TO BE DONE: Each line below should be reproduced without any alteration.

EXTRACTED DATA:
-=-=-

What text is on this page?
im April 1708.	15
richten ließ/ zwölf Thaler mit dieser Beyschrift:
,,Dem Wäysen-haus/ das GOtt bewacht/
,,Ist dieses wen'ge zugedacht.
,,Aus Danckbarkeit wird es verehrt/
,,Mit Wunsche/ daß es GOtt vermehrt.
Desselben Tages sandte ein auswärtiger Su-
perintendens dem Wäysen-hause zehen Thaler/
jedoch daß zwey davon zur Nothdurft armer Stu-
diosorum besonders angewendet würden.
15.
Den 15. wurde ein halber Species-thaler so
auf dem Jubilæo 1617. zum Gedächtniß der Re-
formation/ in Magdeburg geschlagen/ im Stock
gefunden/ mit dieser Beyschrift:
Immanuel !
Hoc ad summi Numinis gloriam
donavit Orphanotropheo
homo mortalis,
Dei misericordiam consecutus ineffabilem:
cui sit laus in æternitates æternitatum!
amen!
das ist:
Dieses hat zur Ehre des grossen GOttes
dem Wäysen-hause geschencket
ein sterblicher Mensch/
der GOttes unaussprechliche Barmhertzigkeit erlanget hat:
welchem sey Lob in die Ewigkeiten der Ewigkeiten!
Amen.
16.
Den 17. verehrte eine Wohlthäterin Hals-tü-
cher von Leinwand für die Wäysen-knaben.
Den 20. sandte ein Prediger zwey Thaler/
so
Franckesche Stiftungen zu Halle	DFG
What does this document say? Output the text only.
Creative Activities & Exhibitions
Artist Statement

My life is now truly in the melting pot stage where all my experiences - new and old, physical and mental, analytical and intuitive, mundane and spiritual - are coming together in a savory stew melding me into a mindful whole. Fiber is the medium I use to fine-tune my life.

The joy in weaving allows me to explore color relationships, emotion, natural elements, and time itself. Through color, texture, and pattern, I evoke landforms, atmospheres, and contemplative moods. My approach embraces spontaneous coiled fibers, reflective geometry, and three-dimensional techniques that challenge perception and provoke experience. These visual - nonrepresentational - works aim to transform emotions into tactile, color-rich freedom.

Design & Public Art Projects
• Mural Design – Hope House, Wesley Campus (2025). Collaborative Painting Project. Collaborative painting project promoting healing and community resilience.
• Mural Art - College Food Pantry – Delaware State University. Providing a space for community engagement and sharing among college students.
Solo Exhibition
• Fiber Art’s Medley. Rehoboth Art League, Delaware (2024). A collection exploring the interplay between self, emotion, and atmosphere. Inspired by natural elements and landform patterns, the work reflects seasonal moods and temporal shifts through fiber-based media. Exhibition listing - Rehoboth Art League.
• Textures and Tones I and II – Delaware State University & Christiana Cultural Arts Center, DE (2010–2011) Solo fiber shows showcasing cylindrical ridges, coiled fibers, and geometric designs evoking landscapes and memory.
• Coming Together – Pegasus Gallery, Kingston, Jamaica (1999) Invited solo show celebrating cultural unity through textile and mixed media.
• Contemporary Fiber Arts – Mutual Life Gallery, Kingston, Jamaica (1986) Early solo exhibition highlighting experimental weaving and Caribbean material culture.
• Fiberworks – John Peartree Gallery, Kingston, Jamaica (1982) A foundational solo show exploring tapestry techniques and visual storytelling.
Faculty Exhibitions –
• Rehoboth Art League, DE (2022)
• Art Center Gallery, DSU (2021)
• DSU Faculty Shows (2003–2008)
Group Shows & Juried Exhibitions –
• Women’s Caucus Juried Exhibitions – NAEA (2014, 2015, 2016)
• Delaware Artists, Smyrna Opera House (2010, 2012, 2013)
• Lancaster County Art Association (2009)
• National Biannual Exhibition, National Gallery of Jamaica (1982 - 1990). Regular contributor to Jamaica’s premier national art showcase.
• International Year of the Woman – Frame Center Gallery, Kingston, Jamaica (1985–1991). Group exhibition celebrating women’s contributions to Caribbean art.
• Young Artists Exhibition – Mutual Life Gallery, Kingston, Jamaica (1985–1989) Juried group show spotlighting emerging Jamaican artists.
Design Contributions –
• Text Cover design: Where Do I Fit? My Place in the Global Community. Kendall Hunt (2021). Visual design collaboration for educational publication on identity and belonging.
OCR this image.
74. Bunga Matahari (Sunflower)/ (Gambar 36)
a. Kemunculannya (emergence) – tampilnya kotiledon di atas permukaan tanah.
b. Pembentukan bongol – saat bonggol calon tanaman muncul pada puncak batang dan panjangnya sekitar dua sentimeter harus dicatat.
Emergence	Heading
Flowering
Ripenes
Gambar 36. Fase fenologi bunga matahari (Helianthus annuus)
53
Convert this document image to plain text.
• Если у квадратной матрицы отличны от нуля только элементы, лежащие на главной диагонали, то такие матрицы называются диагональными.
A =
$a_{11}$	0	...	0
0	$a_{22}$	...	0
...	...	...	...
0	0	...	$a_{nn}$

-=-=-

SOLUTION:
What text is on this page?
im April 1708.	15
richten ließ/ zwölf Thaler mit dieser Beyschrift:
,,Dem Wäysen-haus/ das GOtt bewacht/
,,Ist dieses wen'ge zugedacht.
,,Aus Danckbarkeit wird es verehrt/
,,Mit Wunsche/ daß es GOtt vermehrt.
Desselben Tages sandte ein auswärtiger Su-
perintendens dem Wäysen-hause zehen Thaler/
jedoch daß zwey davon zur Nothdurft armer Stu-
diosorum besonders angewendet würden.
15.
Den 15. wurde ein halber Species-thaler so
auf dem Jubilæo 1617. zum Gedächtniß der Re-
formation/ in Magdeburg geschlagen/ im Stock
gefunden/ mit dieser Beyschrift:
Immanuel !
Hoc ad summi Numinis gloriam
donavit Orphanotropheo
homo mortalis,
Dei misericordiam consecutus ineffabilem:
cui sit laus in æternitates æternitatum!
amen!
das ist:
Dieses hat zur Ehre des grossen GOttes
dem Wäysen-hause geschencket
ein sterblicher Mensch/
der GOttes unaussprechliche Barmhertzigkeit erlanget hat:
welchem sey Lob in die Ewigkeiten der Ewigkeiten!
Amen.
16.
Den 17. verehrte eine Wohlthäterin Hals-tü-
cher von Leinwand für die Wäysen-knaben.
Den 20. sandte ein Prediger zwey Thaler/
so
Franckesche Stiftungen zu Halle	DFG
What does this document say? Output the text only.
Creative Activities & Exhibitions
Artist Statement

My life is now truly in the melting pot stage where all my experiences - new and old, physical and mental, analytical and intuitive, mundane and spiritual - are coming together in a savory stew melding me into a mindful whole. Fiber is the medium I use to fine-tune my life.

The joy in weaving allows me to explore color relationships, emotion, natural elements, and time itself. Through color, texture, and pattern, I evoke landforms, atmospheres, and contemplative moods. My approach embraces spontaneous coiled fibers, reflective geometry, and three-dimensional techniques that challenge perception and provoke experience. These visual - nonrepresentational - works aim to transform emotions into tactile, color-rich freedom.

Design & Public Art Projects
• Mural Design – Hope House, Wesley Campus (2025). Collaborative Painting Project. Collaborative painting project promoting healing and community resilience.
• Mural Art - College Food Pantry – Delaware State University. Providing a space for community engagement and sharing among college students.
Solo Exhibition
• Fiber Art’s Medley. Rehoboth Art League, Delaware (2024). A collection exploring the interplay between self, emotion, and atmosphere. Inspired by natural elements and landform patterns, the work reflects seasonal moods and temporal shifts through fiber-based media. Exhibition listing - Rehoboth Art League.
• Textures and Tones I and II – Delaware State University & Christiana Cultural Arts Center, DE (2010–2011) Solo fiber shows showcasing cylindrical ridges, coiled fibers, and geometric designs evoking landscapes and memory.
• Coming Together – Pegasus Gallery, Kingston, Jamaica (1999) Invited solo show celebrating cultural unity through textile and mixed media.
• Contemporary Fiber Arts – Mutual Life Gallery, Kingston, Jamaica (1986) Early solo exhibition highlighting experimental weaving and Caribbean material culture.
• Fiberworks – John Peartree Gallery, Kingston, Jamaica (1982) A foundational solo show exploring tapestry techniques and visual storytelling.
Faculty Exhibitions –
• Rehoboth Art League, DE (2022)
• Art Center Gallery, DSU (2021)
• DSU Faculty Shows (2003–2008)
Group Shows & Juried Exhibitions –
• Women’s Caucus Juried Exhibitions – NAEA (2014, 2015, 2016)
• Delaware Artists, Smyrna Opera House (2010, 2012, 2013)
• Lancaster County Art Association (2009)
• National Biannual Exhibition, National Gallery of Jamaica (1982 - 1990). Regular contributor to Jamaica’s premier national art showcase.
• International Year of the Woman – Frame Center Gallery, Kingston, Jamaica (1985–1991). Group exhibition celebrating women’s contributions to Caribbean art.
• Young Artists Exhibition – Mutual Life Gallery, Kingston, Jamaica (1985–1989) Juried group show spotlighting emerging Jamaican artists.
Design Contributions –
• Text Cover design: Where Do I Fit? My Place in the Global Community. Kendall Hunt (2021). Visual design collaboration for educational publication on identity and belonging.
OCR this image.
74. Bunga Matahari (Sunflower)/ (Gambar 36)
a. Kemunculannya (emergence) – tampilnya kotiledon di atas permukaan tanah.
b. Pembentukan bongol – saat bonggol calon tanaman muncul pada puncak batang dan panjangnya sekitar dua sentimeter harus dicatat.
Emergence	Heading
Flowering
Ripenes
Gambar 36. Fase fenologi bunga matahari (Helianthus annuus)
53
Convert this document image to plain text.
• Если у квадратной матрицы отличны от нуля только элементы, лежащие на главной диагонали, то такие матрицы называются диагональными.
A =
$a_{11}$	0	...	0
0	$a_{22}$	...	0
...	...	...	...
0	0	...	$a_{nn}$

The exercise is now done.